JOB –
Count up the lines in the following listing that hold the word "School", then give only that count.

INFORMATION SUPPLIED –
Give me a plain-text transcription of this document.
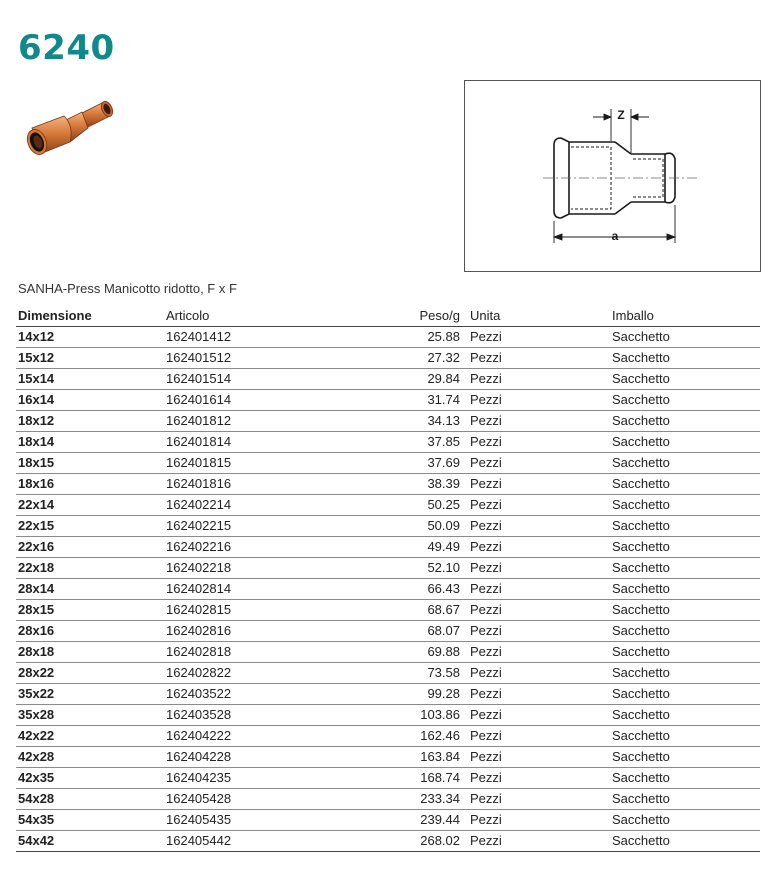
6240
Z
a
SANHA-Press Manicotto ridotto, F x F
Dimensione	Articolo	Peso/g	Unita	Imballo
14x12	162401412	25.88	Pezzi	Sacchetto
15x12	162401512	27.32	Pezzi	Sacchetto
15x14	162401514	29.84	Pezzi	Sacchetto
16x14	162401614	31.74	Pezzi	Sacchetto
18x12	162401812	34.13	Pezzi	Sacchetto
18x14	162401814	37.85	Pezzi	Sacchetto
18x15	162401815	37.69	Pezzi	Sacchetto
18x16	162401816	38.39	Pezzi	Sacchetto
22x14	162402214	50.25	Pezzi	Sacchetto
22x15	162402215	50.09	Pezzi	Sacchetto
22x16	162402216	49.49	Pezzi	Sacchetto
22x18	162402218	52.10	Pezzi	Sacchetto
28x14	162402814	66.43	Pezzi	Sacchetto
28x15	162402815	68.67	Pezzi	Sacchetto
28x16	162402816	68.07	Pezzi	Sacchetto
28x18	162402818	69.88	Pezzi	Sacchetto
28x22	162402822	73.58	Pezzi	Sacchetto
35x22	162403522	99.28	Pezzi	Sacchetto
35x28	162403528	103.86	Pezzi	Sacchetto
42x22	162404222	162.46	Pezzi	Sacchetto
42x28	162404228	163.84	Pezzi	Sacchetto
42x35	162404235	168.74	Pezzi	Sacchetto
54x28	162405428	233.34	Pezzi	Sacchetto
54x35	162405435	239.44	Pezzi	Sacchetto
54x42	162405442	268.02	Pezzi	Sacchetto
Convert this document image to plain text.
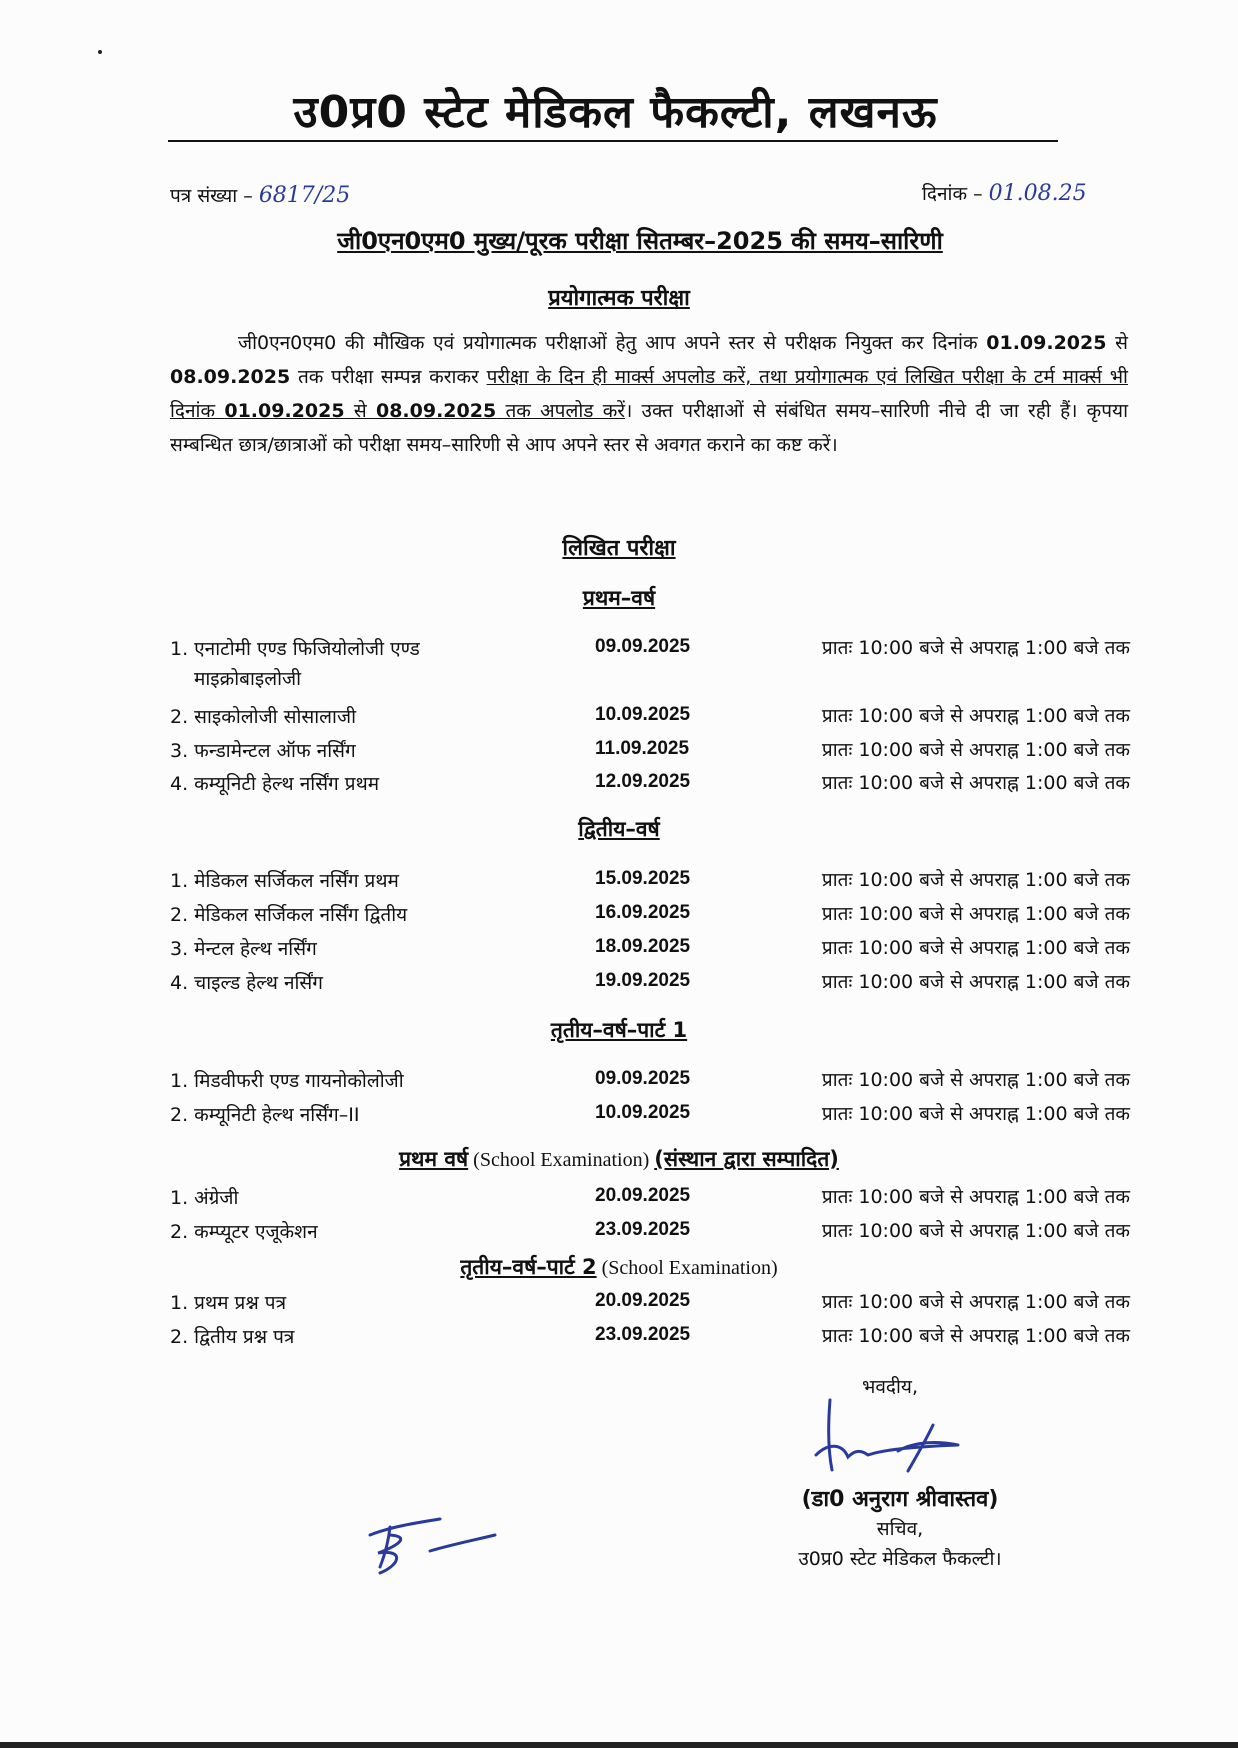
उ0प्र0 स्टेट मेडिकल फैकल्टी, लखनऊ
पत्र संख्या – 6817/25	दिनांक – 01.08.25
जी0एन0एम0 मुख्य/पूरक परीक्षा सितम्बर–2025 की समय–सारिणी
प्रयोगात्मक परीक्षा
जी0एन0एम0 की मौखिक एवं प्रयोगात्मक परीक्षाओं हेतु आप अपने स्तर से परीक्षक नियुक्त कर दिनांक 01.09.2025 से 08.09.2025 तक परीक्षा सम्पन्न कराकर परीक्षा के दिन ही मार्क्स अपलोड करें, तथा प्रयोगात्मक एवं लिखित परीक्षा के टर्म मार्क्स भी दिनांक 01.09.2025 से 08.09.2025 तक अपलोड करें। उक्त परीक्षाओं से संबंधित समय–सारिणी नीचे दी जा रही हैं। कृपया सम्बन्धित छात्र/छात्राओं को परीक्षा समय–सारिणी से आप अपने स्तर से अवगत कराने का कष्ट करें।
लिखित परीक्षा
प्रथम–वर्ष
1. एनाटोमी एण्ड फिजियोलोजी एण्ड
माइक्रोबाइलोजी
09.09.2025	प्रातः 10:00 बजे से अपराह्न 1:00 बजे तक
2. साइकोलोजी सोसालाजी	10.09.2025	प्रातः 10:00 बजे से अपराह्न 1:00 बजे तक
3. फन्डामेन्टल ऑफ नर्सिंग	11.09.2025	प्रातः 10:00 बजे से अपराह्न 1:00 बजे तक
4. कम्यूनिटी हेल्थ नर्सिंग प्रथम	12.09.2025	प्रातः 10:00 बजे से अपराह्न 1:00 बजे तक
द्वितीय–वर्ष
1. मेडिकल सर्जिकल नर्सिंग प्रथम	15.09.2025	प्रातः 10:00 बजे से अपराह्न 1:00 बजे तक
2. मेडिकल सर्जिकल नर्सिंग द्वितीय	16.09.2025	प्रातः 10:00 बजे से अपराह्न 1:00 बजे तक
3. मेन्टल हेल्थ नर्सिंग	18.09.2025	प्रातः 10:00 बजे से अपराह्न 1:00 बजे तक
4. चाइल्ड हेल्थ नर्सिंग	19.09.2025	प्रातः 10:00 बजे से अपराह्न 1:00 बजे तक
तृतीय–वर्ष–पार्ट 1
1. मिडवीफरी एण्ड गायनोकोलोजी	09.09.2025	प्रातः 10:00 बजे से अपराह्न 1:00 बजे तक
2. कम्यूनिटी हेल्थ नर्सिंग–II	10.09.2025	प्रातः 10:00 बजे से अपराह्न 1:00 बजे तक
प्रथम वर्ष (School Examination) (संस्थान द्वारा सम्पादित)
1. अंग्रेजी	20.09.2025	प्रातः 10:00 बजे से अपराह्न 1:00 बजे तक
2. कम्प्यूटर एजूकेशन	23.09.2025	प्रातः 10:00 बजे से अपराह्न 1:00 बजे तक
तृतीय–वर्ष–पार्ट 2 (School Examination)
1. प्रथम प्रश्न पत्र	20.09.2025	प्रातः 10:00 बजे से अपराह्न 1:00 बजे तक
2. द्वितीय प्रश्न पत्र	23.09.2025	प्रातः 10:00 बजे से अपराह्न 1:00 बजे तक
भवदीय,
(डा0 अनुराग श्रीवास्तव)
सचिव,
उ0प्र0 स्टेट मेडिकल फैकल्टी।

SOLUTION –
2